-- WHAT IS BEING ASKED --
Check each line of the records below for the word "自弹自唱" and copy those where it appears.

--- BEGIN MATERIAL SUPPLIED ---

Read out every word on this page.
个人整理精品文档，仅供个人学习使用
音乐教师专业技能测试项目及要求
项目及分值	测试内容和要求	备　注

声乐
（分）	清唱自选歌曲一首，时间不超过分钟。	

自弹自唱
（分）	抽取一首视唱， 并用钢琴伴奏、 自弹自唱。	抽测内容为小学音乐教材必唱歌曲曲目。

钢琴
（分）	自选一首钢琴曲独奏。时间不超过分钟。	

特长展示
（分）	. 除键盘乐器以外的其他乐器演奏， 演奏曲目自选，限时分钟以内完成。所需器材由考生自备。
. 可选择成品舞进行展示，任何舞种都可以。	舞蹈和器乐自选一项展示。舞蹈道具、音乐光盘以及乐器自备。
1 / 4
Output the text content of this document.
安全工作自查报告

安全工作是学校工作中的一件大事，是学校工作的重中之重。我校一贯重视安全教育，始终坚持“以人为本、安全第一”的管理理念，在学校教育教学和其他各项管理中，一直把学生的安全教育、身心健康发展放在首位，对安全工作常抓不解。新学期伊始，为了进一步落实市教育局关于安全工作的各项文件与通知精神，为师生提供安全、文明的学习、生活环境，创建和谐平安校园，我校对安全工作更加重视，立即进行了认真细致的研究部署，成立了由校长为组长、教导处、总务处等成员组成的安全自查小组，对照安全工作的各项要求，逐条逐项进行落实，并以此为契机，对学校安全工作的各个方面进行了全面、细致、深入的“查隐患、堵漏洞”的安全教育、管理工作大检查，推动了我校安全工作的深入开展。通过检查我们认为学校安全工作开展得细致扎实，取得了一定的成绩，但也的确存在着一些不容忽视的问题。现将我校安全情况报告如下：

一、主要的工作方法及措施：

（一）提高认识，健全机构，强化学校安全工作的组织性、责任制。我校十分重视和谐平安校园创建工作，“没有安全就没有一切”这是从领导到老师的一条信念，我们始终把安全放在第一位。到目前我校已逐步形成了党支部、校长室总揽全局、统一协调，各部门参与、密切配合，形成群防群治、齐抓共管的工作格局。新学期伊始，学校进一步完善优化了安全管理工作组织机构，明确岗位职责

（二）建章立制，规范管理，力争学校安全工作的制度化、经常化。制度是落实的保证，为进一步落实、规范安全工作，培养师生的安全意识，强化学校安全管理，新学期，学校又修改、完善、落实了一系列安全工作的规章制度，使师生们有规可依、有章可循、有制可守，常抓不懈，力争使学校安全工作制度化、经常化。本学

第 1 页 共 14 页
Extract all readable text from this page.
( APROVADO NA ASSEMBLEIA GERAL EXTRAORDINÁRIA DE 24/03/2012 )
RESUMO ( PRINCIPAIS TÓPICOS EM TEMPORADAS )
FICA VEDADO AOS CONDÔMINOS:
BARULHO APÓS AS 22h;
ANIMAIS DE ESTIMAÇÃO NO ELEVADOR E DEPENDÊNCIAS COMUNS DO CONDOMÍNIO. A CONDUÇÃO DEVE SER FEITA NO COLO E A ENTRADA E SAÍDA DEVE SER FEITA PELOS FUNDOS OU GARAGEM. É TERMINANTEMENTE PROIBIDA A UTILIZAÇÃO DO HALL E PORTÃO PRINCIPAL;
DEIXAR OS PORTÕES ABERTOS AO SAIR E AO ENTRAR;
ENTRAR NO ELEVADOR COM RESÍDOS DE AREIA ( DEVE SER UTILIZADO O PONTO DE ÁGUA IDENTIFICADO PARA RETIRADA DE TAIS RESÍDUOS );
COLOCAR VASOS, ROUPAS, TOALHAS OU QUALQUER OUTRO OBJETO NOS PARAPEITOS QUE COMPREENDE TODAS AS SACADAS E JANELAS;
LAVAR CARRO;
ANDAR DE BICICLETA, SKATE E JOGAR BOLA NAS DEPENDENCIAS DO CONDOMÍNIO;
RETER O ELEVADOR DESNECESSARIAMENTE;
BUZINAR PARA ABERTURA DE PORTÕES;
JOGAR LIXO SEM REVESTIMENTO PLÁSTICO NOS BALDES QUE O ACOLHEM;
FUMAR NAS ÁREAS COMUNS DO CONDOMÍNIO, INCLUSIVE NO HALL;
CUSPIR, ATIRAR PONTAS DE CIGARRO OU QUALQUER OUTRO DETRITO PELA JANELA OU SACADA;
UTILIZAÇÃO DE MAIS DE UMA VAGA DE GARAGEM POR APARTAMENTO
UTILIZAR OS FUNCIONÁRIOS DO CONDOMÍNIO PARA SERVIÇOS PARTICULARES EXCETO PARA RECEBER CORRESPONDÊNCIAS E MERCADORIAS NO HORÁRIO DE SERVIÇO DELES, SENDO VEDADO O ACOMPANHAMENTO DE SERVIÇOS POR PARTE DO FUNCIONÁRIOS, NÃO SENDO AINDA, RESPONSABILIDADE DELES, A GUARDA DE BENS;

--- END MATERIAL SUPPLIED ---

-- FULL OUTPUT --
自弹自唱
（分）	抽取一首视唱， 并用钢琴伴奏、 自弹自唱。	抽测内容为小学音乐教材必唱歌曲曲目。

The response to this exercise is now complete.